### DOCUMENT SECTION
The computational cost of performing these calculations has to date been relatively high, impeding many important applications of these approaches. In Chapter 2 we present a correlated sampling methodology for AFQMC which relies on error cancellation to dramatically accelerate the calculation of energy differences of relevance to chemical transformations. In particular, we show that our correlated sampling-based ph-AFQMC approach is capable of calculating redox properties, deprotonation free energies, and hydrogen abstraction energies in an efficient manner without sacrificing accuracy. We validate the computational protocol by calculating the ionization potentials and electron affinities of the atoms contained in the G2 test set and then proceed to utilize a composite method, which treats fixed-geometry processes with correlated sampling-based AFQMC and relaxation energies via MP2, to compute the ionization potential, deprotonation free energy, and the O-H bond dissociation energy of methanol, all to within chemical accuracy. We show that the efficiency of correlated sampling relative to uncorrelated calculations increases with system and basis set size and that correlated sampling greatly reduces the required number of random walkers to achieve a target statistical error. This translates to reductions in wall-times by factors of 55, 25, and 24 for the ionization potential of the K atom, the deprotonation of methanol, and hydrogen abstraction from the O-H bond of methanol, respectively.
In Chapter 3 we present an implementation of ph-AFQMC utilizing graphical processing units (GPUs). The AFQMC method is recast in terms of matrix operations which are spread across thousands of processing cores and are executed in batches using custom Compute Unified Device Architecture kernels and the hardware-optimized cuBLAS matrix library. Algorithmic advances include a batched Sherman-Morrison-Woodbury algorithm to quickly update matrix determinants and inverses, density-fitting of the two-electron integrals, an energy algorithm involving a high-dimensional precomputed tensor, and the use of single-precision floating point arithmetic. These strategies result in dramatic reductions in wall-times for both single- and multi-determinant trial wavefunctions. For typical calculations we find speed-ups of roughly two orders of magnitude using just a single GPU card. Furthermore, we achieve near-unity parallel efficiency using 8 GPU cards on a single node, and can reach moderate system sizes via a local memory-slicing approach. We illustrate the robustness of our implementation on hydrogen chains of increasing length, and through the calculation of all-electron ionization potentials of the first-row transition metal atoms. We compare long imaginary-time calculations utilizing a population control algorithm with our previously published correlated sampling approach, and show that the latter improves not only the efficiency but also the accuracy of the computed ionization potentials. Taken together, the GPU implementation combined with correlated sampling provides a compelling computational method that will broaden the application of ph-AFQMC to the description of realistic correlated electronic systems.

### TO-DO LIST
1. In the passage on ph-AFQMC, by what factor does correlated sampling cut the wall-time for the ionization potential of the K atom?
2. Carry on the passage about ph-AFQMC after its final sentence.

### INFORMATION SHOWN
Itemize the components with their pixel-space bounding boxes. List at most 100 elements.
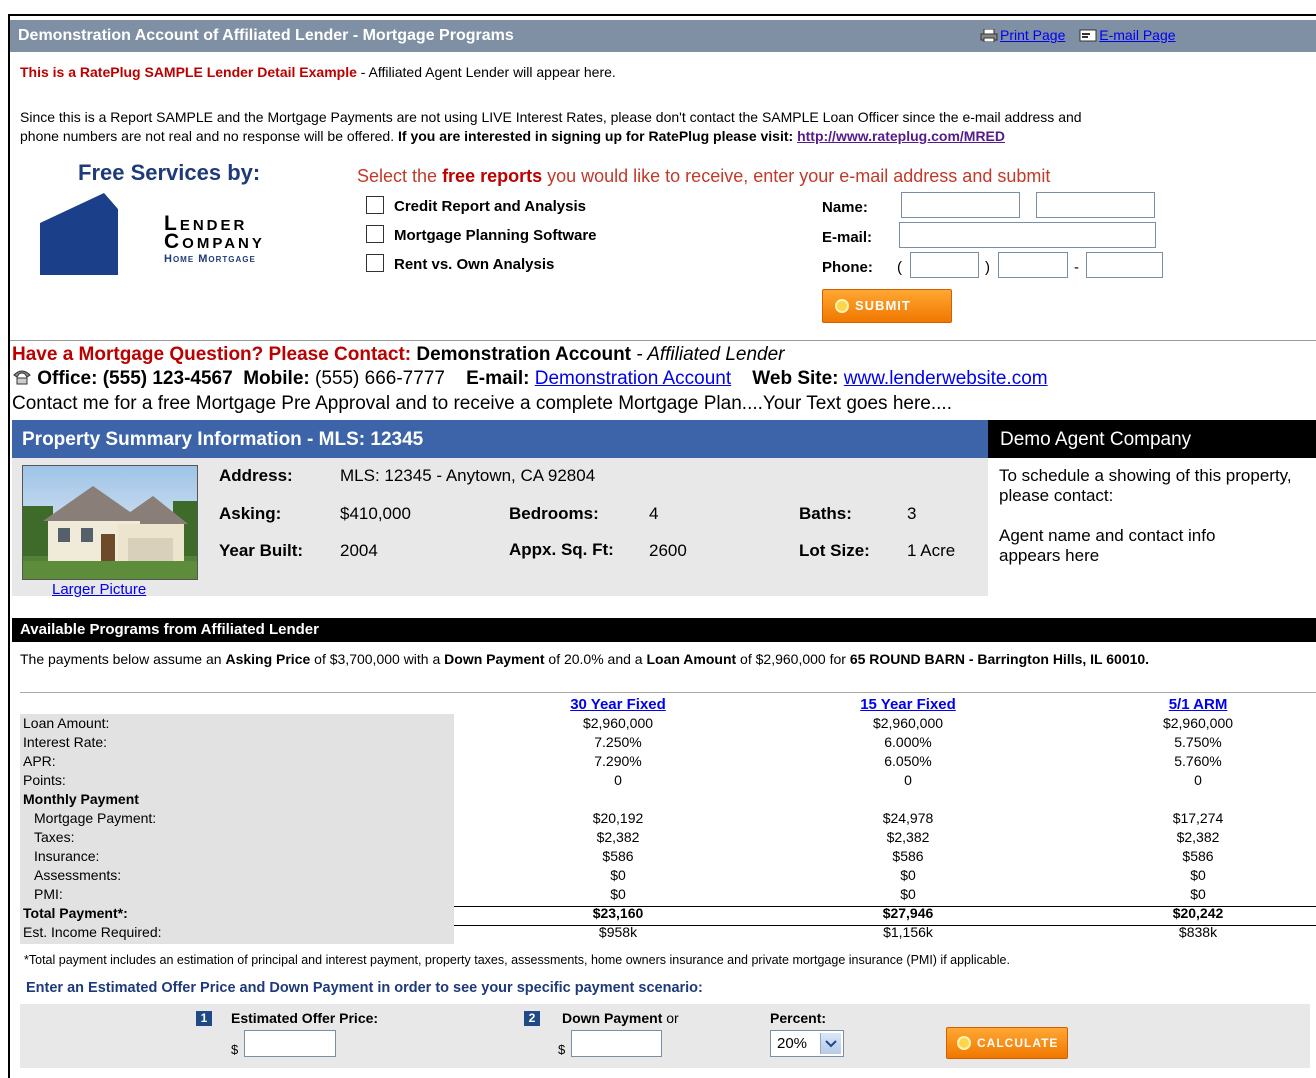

### ANSWERS PER TASK
1. 55

2.
In Chapter 4 the bond dissociation energies of a set of 44 3d transition metal-containing diatomics are computed with ph-AFQMC utilizing the correlated sampling technique. We investigate molecules with H, N, O, F, Cl, and S ligands, including those in the 3dMLBE20 database first compiled by Truhlar and co-workers with calculated and experimental values that have since been revised by various groups. In order to make a direct comparison of the accuracy of our ph-AFQMC calculations with previously published results from 10 DFT functionals, CCSD(T), and icMR-CCSD(T), we establish an objective selection protocol which utilizes the most recent experimental results except for a few cases with well-specified discrepancies. With the remaining set of 41 molecules, we find that ph-AFQMC gives robust agreement with experiment superior to that of all other methods, with a mean absolute error (MAE) of 1.4(4) kcal/mol and maximum error of 3(3) kcal/mol (parenthesis account for reported experimental uncertainties and the statistical errors of our ph-AFQMC calculations). In comparison, CCSD(T) and B97, the best performing DFT functional considered here, have MAEs of 2.8 and 3.7 kcal/mol, respectively, and maximum errors in excess of 17 kcal/mol (for the CoS diatomic). While a larger and more diverse data set would be required to demonstrate that ph-AFQMC is truly a benchmark method for transition metal systems, our results indicate that the method has tremendous potential, exhibiting unprecedented consistency and accuracy compared to other approximate quantum chemical approaches.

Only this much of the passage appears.